■ **STATED EXERCISE**
Work through the records below and tally every line containing "элемента". Reply with the total alone.
━━ EXTRACTED RECORDS
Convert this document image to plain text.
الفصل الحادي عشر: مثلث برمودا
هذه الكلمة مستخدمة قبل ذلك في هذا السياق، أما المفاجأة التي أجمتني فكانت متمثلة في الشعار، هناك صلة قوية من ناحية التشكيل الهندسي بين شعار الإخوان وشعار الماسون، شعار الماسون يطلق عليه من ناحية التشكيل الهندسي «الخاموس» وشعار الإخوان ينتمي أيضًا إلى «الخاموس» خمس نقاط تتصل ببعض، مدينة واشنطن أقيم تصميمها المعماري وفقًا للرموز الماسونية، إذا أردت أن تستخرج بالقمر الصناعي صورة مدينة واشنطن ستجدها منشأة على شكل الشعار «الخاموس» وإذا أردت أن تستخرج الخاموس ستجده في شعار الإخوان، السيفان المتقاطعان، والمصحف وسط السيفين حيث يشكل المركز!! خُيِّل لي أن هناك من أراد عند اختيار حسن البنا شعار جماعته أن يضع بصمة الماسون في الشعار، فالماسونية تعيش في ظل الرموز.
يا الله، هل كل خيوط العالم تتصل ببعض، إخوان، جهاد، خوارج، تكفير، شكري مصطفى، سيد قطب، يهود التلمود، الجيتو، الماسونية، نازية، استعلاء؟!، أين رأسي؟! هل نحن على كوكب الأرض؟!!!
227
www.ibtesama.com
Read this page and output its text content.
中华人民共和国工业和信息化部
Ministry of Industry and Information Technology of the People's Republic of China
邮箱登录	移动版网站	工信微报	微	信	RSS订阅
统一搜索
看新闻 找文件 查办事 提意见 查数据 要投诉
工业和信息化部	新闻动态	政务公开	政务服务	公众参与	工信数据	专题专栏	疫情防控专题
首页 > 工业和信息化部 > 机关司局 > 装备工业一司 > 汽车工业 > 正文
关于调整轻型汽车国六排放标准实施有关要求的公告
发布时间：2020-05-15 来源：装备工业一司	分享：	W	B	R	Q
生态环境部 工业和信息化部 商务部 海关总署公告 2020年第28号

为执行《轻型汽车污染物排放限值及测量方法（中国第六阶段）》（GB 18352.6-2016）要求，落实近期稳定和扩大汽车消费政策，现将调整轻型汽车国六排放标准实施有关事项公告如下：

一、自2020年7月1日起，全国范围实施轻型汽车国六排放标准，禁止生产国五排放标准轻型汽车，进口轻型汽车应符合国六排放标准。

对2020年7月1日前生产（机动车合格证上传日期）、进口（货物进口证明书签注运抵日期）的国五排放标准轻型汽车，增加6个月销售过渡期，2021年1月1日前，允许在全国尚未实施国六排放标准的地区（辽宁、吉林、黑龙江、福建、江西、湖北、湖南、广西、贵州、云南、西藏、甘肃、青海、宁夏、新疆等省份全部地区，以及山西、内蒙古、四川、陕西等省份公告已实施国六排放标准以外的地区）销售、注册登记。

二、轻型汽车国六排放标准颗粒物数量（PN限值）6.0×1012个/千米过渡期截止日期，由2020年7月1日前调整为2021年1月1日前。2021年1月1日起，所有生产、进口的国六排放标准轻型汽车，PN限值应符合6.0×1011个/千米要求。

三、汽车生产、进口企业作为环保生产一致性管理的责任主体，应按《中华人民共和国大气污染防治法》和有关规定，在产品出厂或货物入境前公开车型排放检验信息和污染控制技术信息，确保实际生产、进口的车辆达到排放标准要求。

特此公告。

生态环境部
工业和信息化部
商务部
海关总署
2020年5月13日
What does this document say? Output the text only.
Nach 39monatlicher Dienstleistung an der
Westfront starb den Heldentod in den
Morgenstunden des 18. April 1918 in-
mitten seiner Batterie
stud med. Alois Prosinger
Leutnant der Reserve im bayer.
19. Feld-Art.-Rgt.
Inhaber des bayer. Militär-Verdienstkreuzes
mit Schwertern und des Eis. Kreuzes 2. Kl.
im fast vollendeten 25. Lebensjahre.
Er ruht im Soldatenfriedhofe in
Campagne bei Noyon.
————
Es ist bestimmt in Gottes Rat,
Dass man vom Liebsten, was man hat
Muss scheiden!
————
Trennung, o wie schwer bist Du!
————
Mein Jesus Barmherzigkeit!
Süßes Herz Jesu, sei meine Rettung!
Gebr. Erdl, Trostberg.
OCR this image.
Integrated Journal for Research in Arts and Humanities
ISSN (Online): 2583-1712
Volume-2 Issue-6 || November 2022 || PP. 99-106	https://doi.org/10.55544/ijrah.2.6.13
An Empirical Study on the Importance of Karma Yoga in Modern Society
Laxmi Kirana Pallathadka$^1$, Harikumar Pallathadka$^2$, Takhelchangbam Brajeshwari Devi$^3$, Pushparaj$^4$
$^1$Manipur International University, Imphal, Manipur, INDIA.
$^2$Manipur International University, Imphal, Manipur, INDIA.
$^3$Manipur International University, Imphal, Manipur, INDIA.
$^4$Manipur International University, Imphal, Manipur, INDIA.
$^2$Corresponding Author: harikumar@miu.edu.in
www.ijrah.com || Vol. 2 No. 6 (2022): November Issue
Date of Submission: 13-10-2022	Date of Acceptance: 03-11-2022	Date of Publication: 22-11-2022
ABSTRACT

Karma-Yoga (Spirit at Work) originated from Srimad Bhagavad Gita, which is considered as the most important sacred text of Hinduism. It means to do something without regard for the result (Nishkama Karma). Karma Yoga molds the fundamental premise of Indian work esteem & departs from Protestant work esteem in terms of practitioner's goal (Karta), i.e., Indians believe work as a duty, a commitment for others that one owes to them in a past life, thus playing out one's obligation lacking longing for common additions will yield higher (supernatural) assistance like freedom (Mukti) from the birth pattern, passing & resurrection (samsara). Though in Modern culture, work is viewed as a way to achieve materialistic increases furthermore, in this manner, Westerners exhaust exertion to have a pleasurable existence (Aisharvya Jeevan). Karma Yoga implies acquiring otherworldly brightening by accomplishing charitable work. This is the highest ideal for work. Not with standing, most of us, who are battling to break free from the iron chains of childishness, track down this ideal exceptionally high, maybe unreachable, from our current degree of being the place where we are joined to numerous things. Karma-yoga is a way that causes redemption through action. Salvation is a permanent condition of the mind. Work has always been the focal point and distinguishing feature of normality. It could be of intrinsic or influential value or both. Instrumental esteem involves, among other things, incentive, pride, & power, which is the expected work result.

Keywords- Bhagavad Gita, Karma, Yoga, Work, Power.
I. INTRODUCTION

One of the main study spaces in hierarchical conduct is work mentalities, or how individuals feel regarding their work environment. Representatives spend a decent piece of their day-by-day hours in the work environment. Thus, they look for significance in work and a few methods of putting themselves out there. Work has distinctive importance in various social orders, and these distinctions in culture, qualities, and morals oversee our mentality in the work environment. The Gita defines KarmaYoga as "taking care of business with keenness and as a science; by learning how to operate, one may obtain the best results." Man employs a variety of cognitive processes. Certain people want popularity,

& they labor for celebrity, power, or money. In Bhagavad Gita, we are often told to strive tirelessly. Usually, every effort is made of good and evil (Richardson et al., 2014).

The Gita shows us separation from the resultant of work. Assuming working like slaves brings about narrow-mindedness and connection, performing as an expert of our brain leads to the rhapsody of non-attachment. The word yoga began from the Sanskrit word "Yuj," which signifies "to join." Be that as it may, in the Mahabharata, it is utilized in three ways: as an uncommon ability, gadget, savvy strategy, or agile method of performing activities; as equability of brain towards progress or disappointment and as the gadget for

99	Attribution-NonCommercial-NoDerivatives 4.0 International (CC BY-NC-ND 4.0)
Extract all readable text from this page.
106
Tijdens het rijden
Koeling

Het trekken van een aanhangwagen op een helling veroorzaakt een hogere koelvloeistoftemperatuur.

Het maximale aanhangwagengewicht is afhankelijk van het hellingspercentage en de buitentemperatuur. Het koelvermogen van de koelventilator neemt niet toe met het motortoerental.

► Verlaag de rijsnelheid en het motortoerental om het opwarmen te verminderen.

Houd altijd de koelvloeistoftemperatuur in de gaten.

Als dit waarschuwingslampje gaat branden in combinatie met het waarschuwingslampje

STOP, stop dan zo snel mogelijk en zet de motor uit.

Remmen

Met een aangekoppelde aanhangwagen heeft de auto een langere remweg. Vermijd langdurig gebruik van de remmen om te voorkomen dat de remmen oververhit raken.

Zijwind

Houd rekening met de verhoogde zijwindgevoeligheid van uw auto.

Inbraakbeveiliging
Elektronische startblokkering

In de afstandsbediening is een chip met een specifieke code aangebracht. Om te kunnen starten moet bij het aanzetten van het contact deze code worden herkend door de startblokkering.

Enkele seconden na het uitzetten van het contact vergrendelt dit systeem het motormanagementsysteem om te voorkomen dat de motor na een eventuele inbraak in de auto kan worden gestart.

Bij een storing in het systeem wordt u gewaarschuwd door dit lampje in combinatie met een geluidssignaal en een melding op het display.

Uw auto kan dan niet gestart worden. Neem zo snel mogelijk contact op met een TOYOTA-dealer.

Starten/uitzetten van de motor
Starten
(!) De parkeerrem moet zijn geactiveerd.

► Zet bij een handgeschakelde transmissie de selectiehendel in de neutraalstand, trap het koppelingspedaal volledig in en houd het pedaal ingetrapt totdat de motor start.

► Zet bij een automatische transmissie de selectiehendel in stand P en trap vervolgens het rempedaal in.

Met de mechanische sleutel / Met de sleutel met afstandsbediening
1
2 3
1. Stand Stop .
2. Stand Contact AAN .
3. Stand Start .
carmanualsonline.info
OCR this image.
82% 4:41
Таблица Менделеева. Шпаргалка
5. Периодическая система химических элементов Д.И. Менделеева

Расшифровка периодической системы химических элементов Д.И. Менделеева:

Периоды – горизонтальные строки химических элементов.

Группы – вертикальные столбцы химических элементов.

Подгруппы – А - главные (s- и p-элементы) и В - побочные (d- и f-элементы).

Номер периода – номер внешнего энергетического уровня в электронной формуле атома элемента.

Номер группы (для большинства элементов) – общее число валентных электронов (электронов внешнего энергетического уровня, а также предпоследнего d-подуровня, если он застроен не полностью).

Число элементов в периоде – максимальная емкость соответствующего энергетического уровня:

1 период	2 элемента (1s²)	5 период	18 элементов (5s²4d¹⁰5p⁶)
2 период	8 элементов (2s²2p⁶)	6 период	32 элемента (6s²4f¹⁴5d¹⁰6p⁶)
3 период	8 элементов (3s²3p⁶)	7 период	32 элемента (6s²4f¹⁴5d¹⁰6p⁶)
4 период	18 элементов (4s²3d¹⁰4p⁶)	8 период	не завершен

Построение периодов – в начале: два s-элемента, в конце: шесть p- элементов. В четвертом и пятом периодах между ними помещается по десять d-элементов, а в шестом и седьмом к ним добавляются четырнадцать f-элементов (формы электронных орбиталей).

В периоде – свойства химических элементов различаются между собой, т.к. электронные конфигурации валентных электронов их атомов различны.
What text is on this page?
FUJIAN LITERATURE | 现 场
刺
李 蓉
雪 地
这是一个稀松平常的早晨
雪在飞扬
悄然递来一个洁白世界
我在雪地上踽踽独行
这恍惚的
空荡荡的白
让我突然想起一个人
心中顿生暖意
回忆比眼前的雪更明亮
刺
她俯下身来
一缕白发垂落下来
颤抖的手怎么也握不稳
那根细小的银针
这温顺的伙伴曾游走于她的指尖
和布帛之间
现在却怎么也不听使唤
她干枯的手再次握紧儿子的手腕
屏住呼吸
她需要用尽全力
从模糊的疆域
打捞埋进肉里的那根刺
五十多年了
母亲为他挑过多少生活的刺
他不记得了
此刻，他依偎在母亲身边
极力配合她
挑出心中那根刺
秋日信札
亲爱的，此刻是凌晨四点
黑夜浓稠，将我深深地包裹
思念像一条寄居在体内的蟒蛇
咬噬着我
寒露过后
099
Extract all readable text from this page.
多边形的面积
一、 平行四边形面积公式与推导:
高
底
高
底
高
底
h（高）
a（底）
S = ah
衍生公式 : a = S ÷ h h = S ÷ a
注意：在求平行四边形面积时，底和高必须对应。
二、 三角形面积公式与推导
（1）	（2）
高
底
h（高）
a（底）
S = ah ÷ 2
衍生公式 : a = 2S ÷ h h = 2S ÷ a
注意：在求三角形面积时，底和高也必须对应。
━━━━
■ **RESULT OF THIS TASK**
5